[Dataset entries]
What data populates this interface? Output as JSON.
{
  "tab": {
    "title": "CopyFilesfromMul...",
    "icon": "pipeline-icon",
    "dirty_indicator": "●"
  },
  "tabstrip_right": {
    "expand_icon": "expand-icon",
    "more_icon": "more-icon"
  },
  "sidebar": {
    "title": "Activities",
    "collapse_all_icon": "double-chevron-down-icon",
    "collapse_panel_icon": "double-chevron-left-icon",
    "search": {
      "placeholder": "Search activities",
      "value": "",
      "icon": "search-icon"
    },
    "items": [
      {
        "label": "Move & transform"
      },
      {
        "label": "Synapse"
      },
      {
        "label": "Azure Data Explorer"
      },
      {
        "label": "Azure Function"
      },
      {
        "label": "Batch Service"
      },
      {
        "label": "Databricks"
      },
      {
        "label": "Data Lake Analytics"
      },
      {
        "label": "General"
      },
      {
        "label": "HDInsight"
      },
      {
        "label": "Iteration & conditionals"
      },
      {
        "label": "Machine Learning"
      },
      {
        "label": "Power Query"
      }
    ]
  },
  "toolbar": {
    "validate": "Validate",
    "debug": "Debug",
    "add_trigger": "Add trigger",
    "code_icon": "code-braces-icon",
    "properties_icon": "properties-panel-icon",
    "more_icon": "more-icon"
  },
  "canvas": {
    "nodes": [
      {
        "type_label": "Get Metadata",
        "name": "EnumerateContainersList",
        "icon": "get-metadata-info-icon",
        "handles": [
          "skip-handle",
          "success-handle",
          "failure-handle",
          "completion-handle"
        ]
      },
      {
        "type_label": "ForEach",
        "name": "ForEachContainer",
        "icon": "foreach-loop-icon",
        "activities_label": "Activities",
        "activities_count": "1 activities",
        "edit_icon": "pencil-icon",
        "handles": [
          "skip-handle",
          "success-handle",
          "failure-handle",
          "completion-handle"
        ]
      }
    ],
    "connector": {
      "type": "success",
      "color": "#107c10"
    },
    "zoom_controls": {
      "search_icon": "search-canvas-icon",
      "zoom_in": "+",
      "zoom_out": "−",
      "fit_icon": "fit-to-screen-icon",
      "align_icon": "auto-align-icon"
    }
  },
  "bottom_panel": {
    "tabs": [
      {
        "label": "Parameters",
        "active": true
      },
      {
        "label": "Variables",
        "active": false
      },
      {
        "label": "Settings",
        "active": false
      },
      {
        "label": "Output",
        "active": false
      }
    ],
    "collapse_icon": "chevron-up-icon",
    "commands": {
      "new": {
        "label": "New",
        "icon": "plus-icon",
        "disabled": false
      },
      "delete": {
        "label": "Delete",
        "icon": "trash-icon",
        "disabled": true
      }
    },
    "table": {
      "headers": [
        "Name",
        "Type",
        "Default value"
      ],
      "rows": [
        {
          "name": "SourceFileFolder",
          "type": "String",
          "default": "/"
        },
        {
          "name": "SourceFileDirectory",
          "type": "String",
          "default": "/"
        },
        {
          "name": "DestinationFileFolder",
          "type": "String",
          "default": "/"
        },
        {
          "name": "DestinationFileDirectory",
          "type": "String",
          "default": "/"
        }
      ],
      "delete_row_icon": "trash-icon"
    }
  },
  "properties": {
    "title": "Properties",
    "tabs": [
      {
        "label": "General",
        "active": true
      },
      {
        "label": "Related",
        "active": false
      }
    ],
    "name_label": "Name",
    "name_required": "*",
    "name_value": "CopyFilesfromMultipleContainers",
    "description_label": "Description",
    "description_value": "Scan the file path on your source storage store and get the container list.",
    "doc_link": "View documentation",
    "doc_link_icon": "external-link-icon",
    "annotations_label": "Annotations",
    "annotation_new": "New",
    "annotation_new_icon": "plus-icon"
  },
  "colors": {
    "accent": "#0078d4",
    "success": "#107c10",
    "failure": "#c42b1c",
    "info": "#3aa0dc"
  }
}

=== Set task ===
Within the listing above, copy each line that has the string "Output".

=== Solution for this exercise ===
What data populates this interface? Output as JSON.
        "label": "Output",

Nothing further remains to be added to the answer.